> Data section:
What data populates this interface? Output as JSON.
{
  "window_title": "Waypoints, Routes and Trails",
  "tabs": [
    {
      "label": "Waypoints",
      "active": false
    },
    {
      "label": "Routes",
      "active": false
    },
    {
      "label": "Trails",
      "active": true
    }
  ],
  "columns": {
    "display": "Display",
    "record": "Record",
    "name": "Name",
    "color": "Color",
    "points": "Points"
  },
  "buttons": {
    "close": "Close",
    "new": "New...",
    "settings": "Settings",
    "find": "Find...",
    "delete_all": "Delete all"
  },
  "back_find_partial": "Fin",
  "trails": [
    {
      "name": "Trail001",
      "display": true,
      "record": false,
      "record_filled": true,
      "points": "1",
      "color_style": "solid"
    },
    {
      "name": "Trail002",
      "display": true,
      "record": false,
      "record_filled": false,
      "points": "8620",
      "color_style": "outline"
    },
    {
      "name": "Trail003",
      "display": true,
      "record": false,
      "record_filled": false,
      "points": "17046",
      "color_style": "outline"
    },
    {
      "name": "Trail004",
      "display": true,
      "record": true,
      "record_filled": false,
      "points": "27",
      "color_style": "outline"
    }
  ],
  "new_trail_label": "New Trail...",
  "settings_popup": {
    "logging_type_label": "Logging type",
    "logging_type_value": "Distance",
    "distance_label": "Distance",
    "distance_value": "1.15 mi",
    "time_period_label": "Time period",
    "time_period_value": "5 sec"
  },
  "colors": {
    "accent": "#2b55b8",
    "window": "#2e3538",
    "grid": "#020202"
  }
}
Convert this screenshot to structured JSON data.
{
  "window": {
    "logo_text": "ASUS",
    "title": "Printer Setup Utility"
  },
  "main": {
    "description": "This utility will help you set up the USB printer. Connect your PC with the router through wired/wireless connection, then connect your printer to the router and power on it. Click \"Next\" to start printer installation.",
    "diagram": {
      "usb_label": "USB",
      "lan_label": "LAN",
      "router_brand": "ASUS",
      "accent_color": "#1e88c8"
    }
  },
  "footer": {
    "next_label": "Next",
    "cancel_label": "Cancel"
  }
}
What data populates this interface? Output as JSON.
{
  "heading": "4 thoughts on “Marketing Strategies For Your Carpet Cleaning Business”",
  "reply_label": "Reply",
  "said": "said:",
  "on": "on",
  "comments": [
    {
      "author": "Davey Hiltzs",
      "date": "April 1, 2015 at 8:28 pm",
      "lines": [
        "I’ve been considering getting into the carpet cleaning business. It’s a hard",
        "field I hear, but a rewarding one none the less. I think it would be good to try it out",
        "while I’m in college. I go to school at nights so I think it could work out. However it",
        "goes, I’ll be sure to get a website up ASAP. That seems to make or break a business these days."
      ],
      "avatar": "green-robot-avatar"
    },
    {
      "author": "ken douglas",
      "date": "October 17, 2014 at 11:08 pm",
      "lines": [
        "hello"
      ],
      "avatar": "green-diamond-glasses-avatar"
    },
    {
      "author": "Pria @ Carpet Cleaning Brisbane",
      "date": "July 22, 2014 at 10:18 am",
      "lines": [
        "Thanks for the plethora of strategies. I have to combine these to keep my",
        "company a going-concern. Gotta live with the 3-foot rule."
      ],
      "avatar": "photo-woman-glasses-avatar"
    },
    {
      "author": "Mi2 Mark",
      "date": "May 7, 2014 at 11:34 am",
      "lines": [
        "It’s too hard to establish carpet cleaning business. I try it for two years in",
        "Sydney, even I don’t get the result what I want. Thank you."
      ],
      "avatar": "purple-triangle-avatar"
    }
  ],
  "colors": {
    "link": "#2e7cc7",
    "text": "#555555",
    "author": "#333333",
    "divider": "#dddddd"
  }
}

> Set task: List each line holding the string "author".

> Response below:
      "author": "Davey Hiltzs",
      "author": "ken douglas",
      "author": "Pria @ Carpet Cleaning Brisbane",
      "author": "Mi2 Mark",
    "author": "#333333",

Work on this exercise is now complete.